-- GIVEN TASK --
Copy every line of the records below verbatim.
- - - - -
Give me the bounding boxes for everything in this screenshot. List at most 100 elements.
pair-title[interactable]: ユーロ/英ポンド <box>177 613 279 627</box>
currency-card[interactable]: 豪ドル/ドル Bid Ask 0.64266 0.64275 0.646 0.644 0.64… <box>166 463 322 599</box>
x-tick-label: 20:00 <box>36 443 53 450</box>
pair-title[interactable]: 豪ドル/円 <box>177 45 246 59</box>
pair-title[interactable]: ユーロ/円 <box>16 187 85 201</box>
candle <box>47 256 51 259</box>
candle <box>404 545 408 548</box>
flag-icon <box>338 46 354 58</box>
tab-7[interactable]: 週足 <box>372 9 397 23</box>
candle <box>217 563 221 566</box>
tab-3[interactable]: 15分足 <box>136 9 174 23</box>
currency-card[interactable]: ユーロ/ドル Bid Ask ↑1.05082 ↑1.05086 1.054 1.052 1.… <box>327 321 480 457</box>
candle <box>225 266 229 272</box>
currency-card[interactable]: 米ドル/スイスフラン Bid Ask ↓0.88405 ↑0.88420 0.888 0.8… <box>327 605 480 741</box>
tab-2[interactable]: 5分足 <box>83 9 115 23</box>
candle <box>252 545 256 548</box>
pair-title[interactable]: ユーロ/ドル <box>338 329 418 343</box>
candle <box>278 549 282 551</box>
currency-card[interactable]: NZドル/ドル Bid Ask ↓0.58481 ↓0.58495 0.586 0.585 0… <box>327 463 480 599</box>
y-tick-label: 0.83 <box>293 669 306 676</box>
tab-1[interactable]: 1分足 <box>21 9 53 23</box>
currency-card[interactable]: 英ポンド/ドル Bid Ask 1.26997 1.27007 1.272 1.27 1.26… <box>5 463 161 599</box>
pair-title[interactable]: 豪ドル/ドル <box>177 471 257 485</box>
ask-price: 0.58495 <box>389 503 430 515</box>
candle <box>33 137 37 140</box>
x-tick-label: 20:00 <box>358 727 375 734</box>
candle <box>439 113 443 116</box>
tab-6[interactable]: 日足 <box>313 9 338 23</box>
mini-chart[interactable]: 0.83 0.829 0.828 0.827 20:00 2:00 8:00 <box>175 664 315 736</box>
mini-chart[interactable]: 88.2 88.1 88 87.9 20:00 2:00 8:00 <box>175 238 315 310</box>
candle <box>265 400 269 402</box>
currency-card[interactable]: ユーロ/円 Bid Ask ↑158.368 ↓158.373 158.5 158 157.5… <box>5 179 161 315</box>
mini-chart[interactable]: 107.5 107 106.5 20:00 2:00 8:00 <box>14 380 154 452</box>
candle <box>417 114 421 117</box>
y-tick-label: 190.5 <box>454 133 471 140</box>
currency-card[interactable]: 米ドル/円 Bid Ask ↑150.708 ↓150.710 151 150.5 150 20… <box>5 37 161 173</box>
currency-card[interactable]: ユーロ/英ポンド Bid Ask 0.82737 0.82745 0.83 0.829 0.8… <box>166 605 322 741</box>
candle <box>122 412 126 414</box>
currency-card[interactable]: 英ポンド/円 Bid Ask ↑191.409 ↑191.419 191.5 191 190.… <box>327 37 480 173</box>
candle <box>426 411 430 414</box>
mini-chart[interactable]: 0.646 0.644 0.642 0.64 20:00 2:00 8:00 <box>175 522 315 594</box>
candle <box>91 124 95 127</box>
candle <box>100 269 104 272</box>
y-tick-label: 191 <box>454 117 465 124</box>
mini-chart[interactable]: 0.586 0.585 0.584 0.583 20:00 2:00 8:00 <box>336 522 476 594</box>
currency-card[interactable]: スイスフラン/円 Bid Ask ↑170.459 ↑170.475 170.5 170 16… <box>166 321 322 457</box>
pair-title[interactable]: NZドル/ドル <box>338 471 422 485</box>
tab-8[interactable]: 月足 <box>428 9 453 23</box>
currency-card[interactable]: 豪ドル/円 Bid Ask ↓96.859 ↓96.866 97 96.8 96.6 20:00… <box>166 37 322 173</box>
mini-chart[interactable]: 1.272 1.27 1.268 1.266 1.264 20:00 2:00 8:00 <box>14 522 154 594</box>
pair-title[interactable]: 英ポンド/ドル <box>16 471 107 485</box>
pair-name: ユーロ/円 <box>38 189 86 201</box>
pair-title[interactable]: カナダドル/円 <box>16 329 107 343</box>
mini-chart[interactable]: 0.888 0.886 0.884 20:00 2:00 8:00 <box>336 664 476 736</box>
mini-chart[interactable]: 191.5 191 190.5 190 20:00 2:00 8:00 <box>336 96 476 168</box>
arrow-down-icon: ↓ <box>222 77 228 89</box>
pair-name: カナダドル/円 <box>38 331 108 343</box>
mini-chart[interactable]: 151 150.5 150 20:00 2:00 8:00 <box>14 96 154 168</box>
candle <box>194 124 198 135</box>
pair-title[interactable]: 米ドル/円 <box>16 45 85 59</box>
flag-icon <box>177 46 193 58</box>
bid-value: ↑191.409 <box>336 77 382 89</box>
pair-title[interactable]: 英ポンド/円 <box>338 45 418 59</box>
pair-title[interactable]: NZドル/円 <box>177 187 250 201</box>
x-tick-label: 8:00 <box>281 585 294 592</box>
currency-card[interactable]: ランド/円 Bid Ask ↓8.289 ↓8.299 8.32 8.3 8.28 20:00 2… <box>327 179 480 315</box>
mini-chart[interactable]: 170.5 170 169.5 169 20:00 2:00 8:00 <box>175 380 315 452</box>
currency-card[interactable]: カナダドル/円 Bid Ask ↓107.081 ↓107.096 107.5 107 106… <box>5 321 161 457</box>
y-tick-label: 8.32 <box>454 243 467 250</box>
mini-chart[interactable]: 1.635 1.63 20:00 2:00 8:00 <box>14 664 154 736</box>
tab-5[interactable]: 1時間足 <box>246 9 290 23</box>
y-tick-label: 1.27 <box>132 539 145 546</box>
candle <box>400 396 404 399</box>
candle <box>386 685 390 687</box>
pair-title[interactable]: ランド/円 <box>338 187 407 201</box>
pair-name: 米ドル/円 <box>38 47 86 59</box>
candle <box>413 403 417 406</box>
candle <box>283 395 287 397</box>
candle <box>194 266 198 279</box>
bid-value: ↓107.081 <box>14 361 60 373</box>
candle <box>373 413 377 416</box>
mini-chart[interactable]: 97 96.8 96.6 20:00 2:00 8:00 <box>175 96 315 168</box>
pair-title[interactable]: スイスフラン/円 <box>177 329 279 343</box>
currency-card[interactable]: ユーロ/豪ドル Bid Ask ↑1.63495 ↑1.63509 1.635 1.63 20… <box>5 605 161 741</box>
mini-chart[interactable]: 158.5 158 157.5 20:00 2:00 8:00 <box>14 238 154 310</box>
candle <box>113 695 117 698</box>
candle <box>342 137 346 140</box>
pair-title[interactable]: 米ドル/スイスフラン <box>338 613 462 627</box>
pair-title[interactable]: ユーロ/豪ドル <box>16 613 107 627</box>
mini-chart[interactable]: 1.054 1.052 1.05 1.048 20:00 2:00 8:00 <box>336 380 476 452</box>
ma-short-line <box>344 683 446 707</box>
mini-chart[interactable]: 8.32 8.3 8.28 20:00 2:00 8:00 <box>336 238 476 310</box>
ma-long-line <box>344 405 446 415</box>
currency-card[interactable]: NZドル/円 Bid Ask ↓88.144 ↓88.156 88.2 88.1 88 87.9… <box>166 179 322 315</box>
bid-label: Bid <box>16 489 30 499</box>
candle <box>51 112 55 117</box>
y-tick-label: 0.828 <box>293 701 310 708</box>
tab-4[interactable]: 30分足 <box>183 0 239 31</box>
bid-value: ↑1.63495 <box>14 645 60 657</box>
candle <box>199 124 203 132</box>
- - - - -
-- RESPONSE FOR THIS EXERCISE --
Give me the bounding boxes for everything in this screenshot. List at most 100 elements.
pair-title[interactable]: ユーロ/英ポンド <box>177 613 279 627</box>
currency-card[interactable]: 豪ドル/ドル Bid Ask 0.64266 0.64275 0.646 0.644 0.64… <box>166 463 322 599</box>
x-tick-label: 20:00 <box>36 443 53 450</box>
pair-title[interactable]: 豪ドル/円 <box>177 45 246 59</box>
pair-title[interactable]: ユーロ/円 <box>16 187 85 201</box>
candle <box>47 256 51 259</box>
candle <box>404 545 408 548</box>
flag-icon <box>338 46 354 58</box>
tab-7[interactable]: 週足 <box>372 9 397 23</box>
candle <box>217 563 221 566</box>
tab-3[interactable]: 15分足 <box>136 9 174 23</box>
currency-card[interactable]: ユーロ/ドル Bid Ask ↑1.05082 ↑1.05086 1.054 1.052 1.… <box>327 321 480 457</box>
candle <box>225 266 229 272</box>
currency-card[interactable]: 米ドル/スイスフラン Bid Ask ↓0.88405 ↑0.88420 0.888 0.8… <box>327 605 480 741</box>
tab-2[interactable]: 5分足 <box>83 9 115 23</box>
candle <box>252 545 256 548</box>
pair-title[interactable]: ユーロ/ドル <box>338 329 418 343</box>
candle <box>278 549 282 551</box>
currency-card[interactable]: NZドル/ドル Bid Ask ↓0.58481 ↓0.58495 0.586 0.585 0… <box>327 463 480 599</box>
y-tick-label: 0.83 <box>293 669 306 676</box>
tab-1[interactable]: 1分足 <box>21 9 53 23</box>
currency-card[interactable]: 英ポンド/ドル Bid Ask 1.26997 1.27007 1.272 1.27 1.26… <box>5 463 161 599</box>
pair-title[interactable]: 豪ドル/ドル <box>177 471 257 485</box>
ask-price: 0.58495 <box>389 503 430 515</box>
candle <box>33 137 37 140</box>
x-tick-label: 20:00 <box>358 727 375 734</box>
candle <box>439 113 443 116</box>
tab-6[interactable]: 日足 <box>313 9 338 23</box>
mini-chart[interactable]: 0.83 0.829 0.828 0.827 20:00 2:00 8:00 <box>175 664 315 736</box>
mini-chart[interactable]: 88.2 88.1 88 87.9 20:00 2:00 8:00 <box>175 238 315 310</box>
candle <box>265 400 269 402</box>
currency-card[interactable]: ユーロ/円 Bid Ask ↑158.368 ↓158.373 158.5 158 157.5… <box>5 179 161 315</box>
mini-chart[interactable]: 107.5 107 106.5 20:00 2:00 8:00 <box>14 380 154 452</box>
candle <box>417 114 421 117</box>
y-tick-label: 190.5 <box>454 133 471 140</box>
currency-card[interactable]: 米ドル/円 Bid Ask ↑150.708 ↓150.710 151 150.5 150 20… <box>5 37 161 173</box>
currency-card[interactable]: ユーロ/英ポンド Bid Ask 0.82737 0.82745 0.83 0.829 0.8… <box>166 605 322 741</box>
candle <box>122 412 126 414</box>
currency-card[interactable]: 英ポンド/円 Bid Ask ↑191.409 ↑191.419 191.5 191 190.… <box>327 37 480 173</box>
candle <box>426 411 430 414</box>
mini-chart[interactable]: 0.646 0.644 0.642 0.64 20:00 2:00 8:00 <box>175 522 315 594</box>
candle <box>91 124 95 127</box>
candle <box>100 269 104 272</box>
y-tick-label: 191 <box>454 117 465 124</box>
mini-chart[interactable]: 0.586 0.585 0.584 0.583 20:00 2:00 8:00 <box>336 522 476 594</box>
currency-card[interactable]: スイスフラン/円 Bid Ask ↑170.459 ↑170.475 170.5 170 16… <box>166 321 322 457</box>
pair-title[interactable]: NZドル/ドル <box>338 471 422 485</box>
tab-8[interactable]: 月足 <box>428 9 453 23</box>
currency-card[interactable]: 豪ドル/円 Bid Ask ↓96.859 ↓96.866 97 96.8 96.6 20:00… <box>166 37 322 173</box>
mini-chart[interactable]: 1.272 1.27 1.268 1.266 1.264 20:00 2:00 8:00 <box>14 522 154 594</box>
pair-title[interactable]: 英ポンド/ドル <box>16 471 107 485</box>
pair-name: ユーロ/円 <box>38 189 86 201</box>
pair-title[interactable]: カナダドル/円 <box>16 329 107 343</box>
mini-chart[interactable]: 0.888 0.886 0.884 20:00 2:00 8:00 <box>336 664 476 736</box>
mini-chart[interactable]: 191.5 191 190.5 190 20:00 2:00 8:00 <box>336 96 476 168</box>
arrow-down-icon: ↓ <box>222 77 228 89</box>
pair-name: カナダドル/円 <box>38 331 108 343</box>
mini-chart[interactable]: 151 150.5 150 20:00 2:00 8:00 <box>14 96 154 168</box>
candle <box>194 124 198 135</box>
pair-title[interactable]: 米ドル/円 <box>16 45 85 59</box>
flag-icon <box>177 46 193 58</box>
bid-value: ↑191.409 <box>336 77 382 89</box>
pair-title[interactable]: 英ポンド/円 <box>338 45 418 59</box>
pair-title[interactable]: NZドル/円 <box>177 187 250 201</box>
x-tick-label: 8:00 <box>281 585 294 592</box>
currency-card[interactable]: ランド/円 Bid Ask ↓8.289 ↓8.299 8.32 8.3 8.28 20:00 2… <box>327 179 480 315</box>
mini-chart[interactable]: 170.5 170 169.5 169 20:00 2:00 8:00 <box>175 380 315 452</box>
currency-card[interactable]: カナダドル/円 Bid Ask ↓107.081 ↓107.096 107.5 107 106… <box>5 321 161 457</box>
y-tick-label: 8.32 <box>454 243 467 250</box>
mini-chart[interactable]: 1.635 1.63 20:00 2:00 8:00 <box>14 664 154 736</box>
tab-5[interactable]: 1時間足 <box>246 9 290 23</box>
y-tick-label: 1.27 <box>132 539 145 546</box>
candle <box>400 396 404 399</box>
candle <box>386 685 390 687</box>
pair-title[interactable]: ランド/円 <box>338 187 407 201</box>
pair-name: 米ドル/円 <box>38 47 86 59</box>
candle <box>413 403 417 406</box>
candle <box>283 395 287 397</box>
candle <box>194 266 198 279</box>
bid-value: ↓107.081 <box>14 361 60 373</box>
candle <box>373 413 377 416</box>
mini-chart[interactable]: 97 96.8 96.6 20:00 2:00 8:00 <box>175 96 315 168</box>
pair-title[interactable]: スイスフラン/円 <box>177 329 279 343</box>
currency-card[interactable]: ユーロ/豪ドル Bid Ask ↑1.63495 ↑1.63509 1.635 1.63 20… <box>5 605 161 741</box>
mini-chart[interactable]: 158.5 158 157.5 20:00 2:00 8:00 <box>14 238 154 310</box>
candle <box>113 695 117 698</box>
candle <box>342 137 346 140</box>
pair-title[interactable]: 米ドル/スイスフラン <box>338 613 462 627</box>
pair-title[interactable]: ユーロ/豪ドル <box>16 613 107 627</box>
mini-chart[interactable]: 1.054 1.052 1.05 1.048 20:00 2:00 8:00 <box>336 380 476 452</box>
ma-short-line <box>344 683 446 707</box>
mini-chart[interactable]: 8.32 8.3 8.28 20:00 2:00 8:00 <box>336 238 476 310</box>
ma-long-line <box>344 405 446 415</box>
currency-card[interactable]: NZドル/円 Bid Ask ↓88.144 ↓88.156 88.2 88.1 88 87.9… <box>166 179 322 315</box>
bid-label: Bid <box>16 489 30 499</box>
candle <box>51 112 55 117</box>
y-tick-label: 0.828 <box>293 701 310 708</box>
tab-4[interactable]: 30分足 <box>183 0 239 31</box>
bid-value: ↑1.63495 <box>14 645 60 657</box>
candle <box>199 124 203 132</box>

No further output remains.